• Stated task:
From the records, pick out and copy each line containing "close".

───── Excerpted data ─────

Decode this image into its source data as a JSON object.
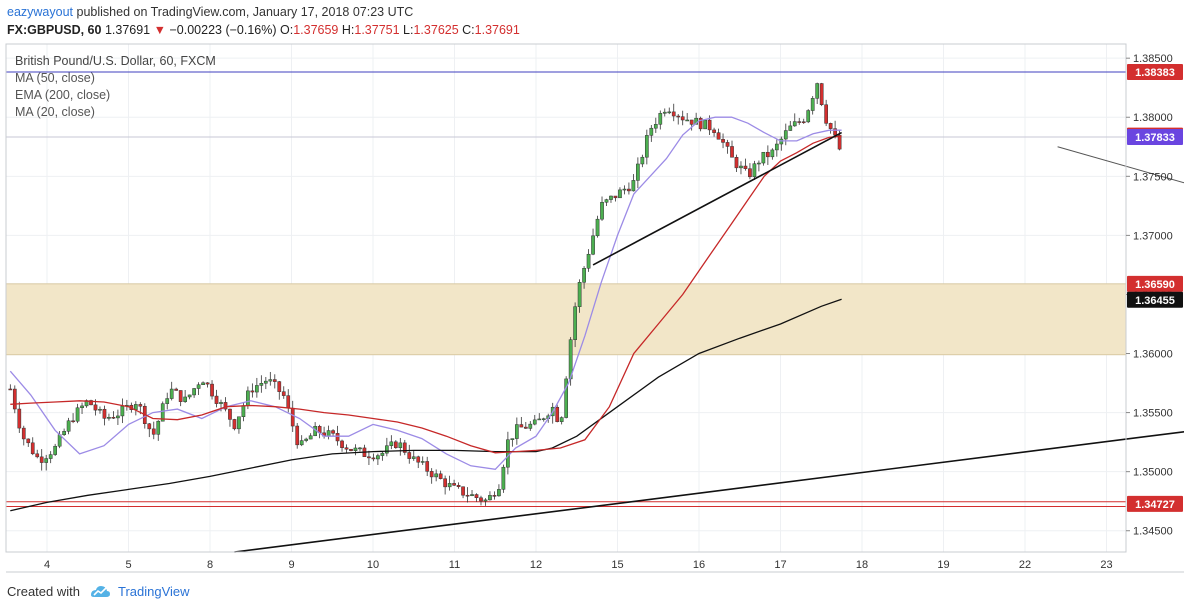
{
  "header": {
    "author": "eazywayout",
    "published_text": "published on TradingView.com, January 17, 2018 07:23 UTC",
    "symbol": "FX:GBPUSD, 60",
    "last": "1.37691",
    "change_arrow": "▼",
    "change": "−0.00223 (−0.16%)",
    "o_label": "O:",
    "o": "1.37659",
    "h_label": "H:",
    "h": "1.37751",
    "l_label": "L:",
    "l": "1.37625",
    "c_label": "C:",
    "c": "1.37691"
  },
  "legend": {
    "title": "British Pound/U.S. Dollar, 60, FXCM",
    "ma50": "MA (50, close)",
    "ema200": "EMA (200, close)",
    "ma20": "MA (20, close)"
  },
  "footer": {
    "created_with": "Created with",
    "brand": "TradingView"
  },
  "colors": {
    "up": "#4caf50",
    "down": "#d32f2f",
    "ma50": "#9c8be6",
    "ema200": "#111111",
    "ma20": "#c62828",
    "zone": "#f2e6c8",
    "hline_top": "#3f3fbf",
    "hline_bottom": "#d32f2f"
  },
  "chart_data": {
    "type": "candlestick",
    "title": "British Pound/U.S. Dollar, 60, FXCM",
    "x_ticks": [
      "4",
      "5",
      "8",
      "9",
      "10",
      "11",
      "12",
      "15",
      "16",
      "17",
      "18",
      "19",
      "22",
      "23"
    ],
    "y_ticks": [
      "1.38500",
      "1.38000",
      "1.37500",
      "1.37000",
      "1.36500",
      "1.36000",
      "1.35500",
      "1.35000",
      "1.34500"
    ],
    "ylim": [
      1.3432,
      1.3862
    ],
    "price_labels": [
      {
        "value": 1.38383,
        "text": "1.38383",
        "bg": "#d32f2f"
      },
      {
        "value": 1.37844,
        "text": "1.37844",
        "bg": "#d32f2f"
      },
      {
        "value": 1.37833,
        "text": "1.37833",
        "bg": "#6a45e0"
      },
      {
        "value": 1.3659,
        "text": "1.36590",
        "bg": "#d32f2f"
      },
      {
        "value": 1.36455,
        "text": "1.36455",
        "bg": "#111111"
      },
      {
        "value": 1.34727,
        "text": "1.34727",
        "bg": "#d32f2f"
      }
    ],
    "zone": {
      "top": 1.3659,
      "bottom": 1.3599
    },
    "horizontal_lines": [
      {
        "value": 1.38383,
        "color": "#3f3fbf"
      },
      {
        "value": 1.34745,
        "color": "#d32f2f"
      },
      {
        "value": 1.34705,
        "color": "#d32f2f"
      }
    ],
    "trendlines": [
      {
        "from": {
          "x": 2.3,
          "y": 1.3432
        },
        "to": {
          "x": 15.58,
          "y": 1.3548
        },
        "color": "#111111"
      },
      {
        "from": {
          "x": 6.7,
          "y": 1.3675
        },
        "to": {
          "x": 9.75,
          "y": 1.3787
        },
        "color": "#111111"
      },
      {
        "from": {
          "x": 12.4,
          "y": 1.3775
        },
        "to": {
          "x": 15.25,
          "y": 1.3719
        },
        "color": "#555555"
      }
    ],
    "series": [
      {
        "name": "MA (50, close)",
        "color": "#9c8be6",
        "x": [
          -0.45,
          -0.2,
          0.1,
          0.4,
          0.7,
          1.0,
          1.3,
          1.6,
          1.9,
          2.2,
          2.5,
          2.8,
          3.1,
          3.4,
          3.7,
          4.0,
          4.3,
          4.6,
          4.9,
          5.2,
          5.5,
          5.75,
          6.0,
          6.2,
          6.4,
          6.6,
          6.8,
          7.0,
          7.2,
          7.4,
          7.6,
          7.8,
          8.0,
          8.2,
          8.4,
          8.6,
          8.8,
          9.0,
          9.2,
          9.4,
          9.6,
          9.75
        ],
        "y": [
          1.3585,
          1.3565,
          1.3535,
          1.3515,
          1.3522,
          1.354,
          1.355,
          1.3553,
          1.3545,
          1.3555,
          1.356,
          1.3555,
          1.3545,
          1.353,
          1.353,
          1.354,
          1.3535,
          1.3528,
          1.3515,
          1.3505,
          1.3502,
          1.352,
          1.353,
          1.355,
          1.3575,
          1.3615,
          1.366,
          1.37,
          1.3735,
          1.375,
          1.3765,
          1.3785,
          1.3797,
          1.38,
          1.38,
          1.3795,
          1.3787,
          1.378,
          1.378,
          1.3786,
          1.3789,
          1.3789
        ]
      },
      {
        "name": "EMA (200, close)",
        "color": "#111111",
        "x": [
          -0.45,
          0.0,
          0.5,
          1.0,
          1.5,
          2.0,
          2.5,
          3.0,
          3.5,
          4.0,
          4.5,
          5.0,
          5.5,
          5.75,
          6.0,
          6.2,
          6.5,
          7.0,
          7.5,
          8.0,
          8.5,
          9.0,
          9.5,
          9.75
        ],
        "y": [
          1.3467,
          1.3474,
          1.348,
          1.3485,
          1.349,
          1.3496,
          1.3503,
          1.351,
          1.3515,
          1.3517,
          1.3518,
          1.3518,
          1.3517,
          1.3517,
          1.3517,
          1.352,
          1.353,
          1.3555,
          1.358,
          1.36,
          1.3613,
          1.3625,
          1.364,
          1.3646
        ]
      },
      {
        "name": "MA (20, close)",
        "color": "#c62828",
        "x": [
          -0.45,
          -0.2,
          0.1,
          0.4,
          0.7,
          1.0,
          1.3,
          1.6,
          1.9,
          2.2,
          2.5,
          2.8,
          3.1,
          3.4,
          3.7,
          4.0,
          4.3,
          4.6,
          4.9,
          5.2,
          5.5,
          5.75,
          6.0,
          6.3,
          6.6,
          6.9,
          7.2,
          7.5,
          7.8,
          8.1,
          8.4,
          8.6,
          8.8,
          9.0,
          9.2,
          9.4,
          9.6,
          9.75
        ],
        "y": [
          1.3557,
          1.3558,
          1.3559,
          1.356,
          1.3559,
          1.3555,
          1.3545,
          1.3544,
          1.3548,
          1.3555,
          1.3556,
          1.3555,
          1.3553,
          1.355,
          1.3548,
          1.3545,
          1.3542,
          1.3537,
          1.353,
          1.3522,
          1.3516,
          1.3517,
          1.3518,
          1.352,
          1.3527,
          1.3555,
          1.36,
          1.3625,
          1.365,
          1.368,
          1.371,
          1.373,
          1.375,
          1.3763,
          1.377,
          1.3778,
          1.3783,
          1.3784
        ]
      }
    ],
    "price_path": {
      "x": [
        -0.45,
        -0.3,
        -0.1,
        0.1,
        0.3,
        0.5,
        0.7,
        0.9,
        1.1,
        1.3,
        1.5,
        1.7,
        1.9,
        2.1,
        2.3,
        2.5,
        2.7,
        2.9,
        3.1,
        3.3,
        3.5,
        3.7,
        3.9,
        4.1,
        4.3,
        4.5,
        4.7,
        4.85,
        5.0,
        5.2,
        5.4,
        5.55,
        5.65,
        5.75,
        5.85,
        6.0,
        6.2,
        6.3,
        6.4,
        6.5,
        6.6,
        6.7,
        6.8,
        7.0,
        7.2,
        7.4,
        7.6,
        7.8,
        8.0,
        8.2,
        8.4,
        8.6,
        8.75,
        8.9,
        9.1,
        9.3,
        9.45,
        9.55,
        9.65,
        9.75
      ],
      "y": [
        1.357,
        1.353,
        1.351,
        1.352,
        1.3545,
        1.356,
        1.3545,
        1.355,
        1.356,
        1.353,
        1.357,
        1.356,
        1.358,
        1.356,
        1.354,
        1.357,
        1.3578,
        1.3565,
        1.352,
        1.3535,
        1.353,
        1.352,
        1.3515,
        1.3515,
        1.3525,
        1.351,
        1.35,
        1.3492,
        1.3485,
        1.348,
        1.3475,
        1.349,
        1.3525,
        1.3535,
        1.3538,
        1.354,
        1.3555,
        1.354,
        1.36,
        1.365,
        1.3675,
        1.37,
        1.3725,
        1.3735,
        1.3745,
        1.379,
        1.381,
        1.38,
        1.3795,
        1.379,
        1.3765,
        1.375,
        1.3765,
        1.377,
        1.379,
        1.38,
        1.383,
        1.38,
        1.3785,
        1.3769
      ]
    }
  }
}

─────

• The completed task:
    "ma50": "MA (50, close)",
    "ema200": "EMA (200, close)",
    "ma20": "MA (20, close)"
        "name": "MA (50, close)",
        "name": "EMA (200, close)",
        "name": "MA (20, close)",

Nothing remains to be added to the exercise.